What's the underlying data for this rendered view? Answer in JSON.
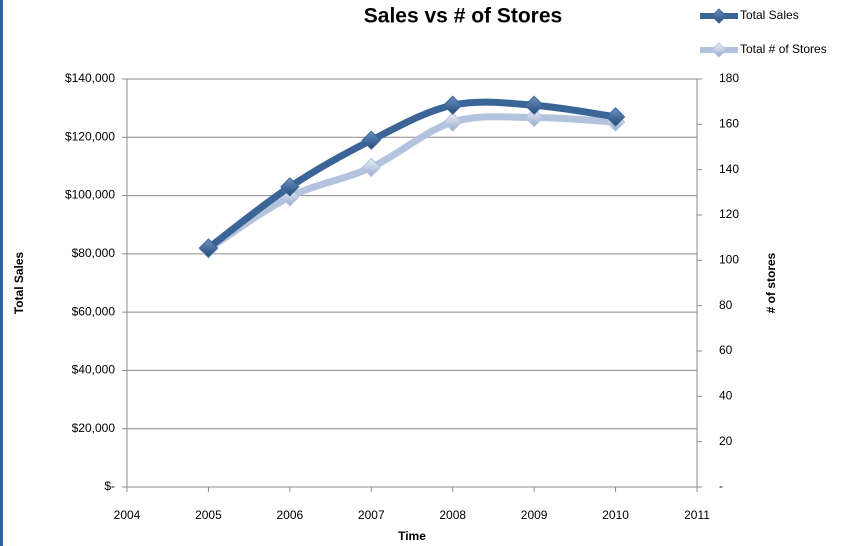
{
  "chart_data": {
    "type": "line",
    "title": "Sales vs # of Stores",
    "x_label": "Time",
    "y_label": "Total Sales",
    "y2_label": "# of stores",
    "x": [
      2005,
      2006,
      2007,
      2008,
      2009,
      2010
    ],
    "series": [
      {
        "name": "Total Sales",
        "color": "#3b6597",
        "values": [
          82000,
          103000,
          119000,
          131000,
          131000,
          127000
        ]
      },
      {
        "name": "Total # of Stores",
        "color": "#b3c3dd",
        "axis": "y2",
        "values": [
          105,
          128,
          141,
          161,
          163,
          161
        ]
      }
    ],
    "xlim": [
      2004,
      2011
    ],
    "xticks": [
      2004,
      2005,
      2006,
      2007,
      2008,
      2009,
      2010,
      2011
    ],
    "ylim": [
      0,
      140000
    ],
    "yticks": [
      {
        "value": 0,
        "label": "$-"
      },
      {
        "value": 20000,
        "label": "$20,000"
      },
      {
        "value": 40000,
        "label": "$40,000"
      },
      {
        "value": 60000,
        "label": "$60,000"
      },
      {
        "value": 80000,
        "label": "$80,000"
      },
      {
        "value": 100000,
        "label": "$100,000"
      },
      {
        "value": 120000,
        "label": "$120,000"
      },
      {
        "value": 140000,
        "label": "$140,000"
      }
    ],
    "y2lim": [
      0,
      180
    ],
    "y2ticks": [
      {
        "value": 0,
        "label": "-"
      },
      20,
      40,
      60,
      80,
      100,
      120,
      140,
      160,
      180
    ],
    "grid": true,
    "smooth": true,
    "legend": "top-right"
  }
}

--- What to produce ---
Retype the data above exactly; pictures are not part of the copy.

--- Answer for this exercise ---
What's the underlying data for this rendered view? Answer in JSON.
{
  "chart_data": {
    "type": "line",
    "title": "Sales vs # of Stores",
    "x_label": "Time",
    "y_label": "Total Sales",
    "y2_label": "# of stores",
    "x": [
      2005,
      2006,
      2007,
      2008,
      2009,
      2010
    ],
    "series": [
      {
        "name": "Total Sales",
        "color": "#3b6597",
        "values": [
          82000,
          103000,
          119000,
          131000,
          131000,
          127000
        ]
      },
      {
        "name": "Total # of Stores",
        "color": "#b3c3dd",
        "axis": "y2",
        "values": [
          105,
          128,
          141,
          161,
          163,
          161
        ]
      }
    ],
    "xlim": [
      2004,
      2011
    ],
    "xticks": [
      2004,
      2005,
      2006,
      2007,
      2008,
      2009,
      2010,
      2011
    ],
    "ylim": [
      0,
      140000
    ],
    "yticks": [
      {
        "value": 0,
        "label": "$-"
      },
      {
        "value": 20000,
        "label": "$20,000"
      },
      {
        "value": 40000,
        "label": "$40,000"
      },
      {
        "value": 60000,
        "label": "$60,000"
      },
      {
        "value": 80000,
        "label": "$80,000"
      },
      {
        "value": 100000,
        "label": "$100,000"
      },
      {
        "value": 120000,
        "label": "$120,000"
      },
      {
        "value": 140000,
        "label": "$140,000"
      }
    ],
    "y2lim": [
      0,
      180
    ],
    "y2ticks": [
      {
        "value": 0,
        "label": "-"
      },
      20,
      40,
      60,
      80,
      100,
      120,
      140,
      160,
      180
    ],
    "grid": true,
    "smooth": true,
    "legend": "top-right"
  }
}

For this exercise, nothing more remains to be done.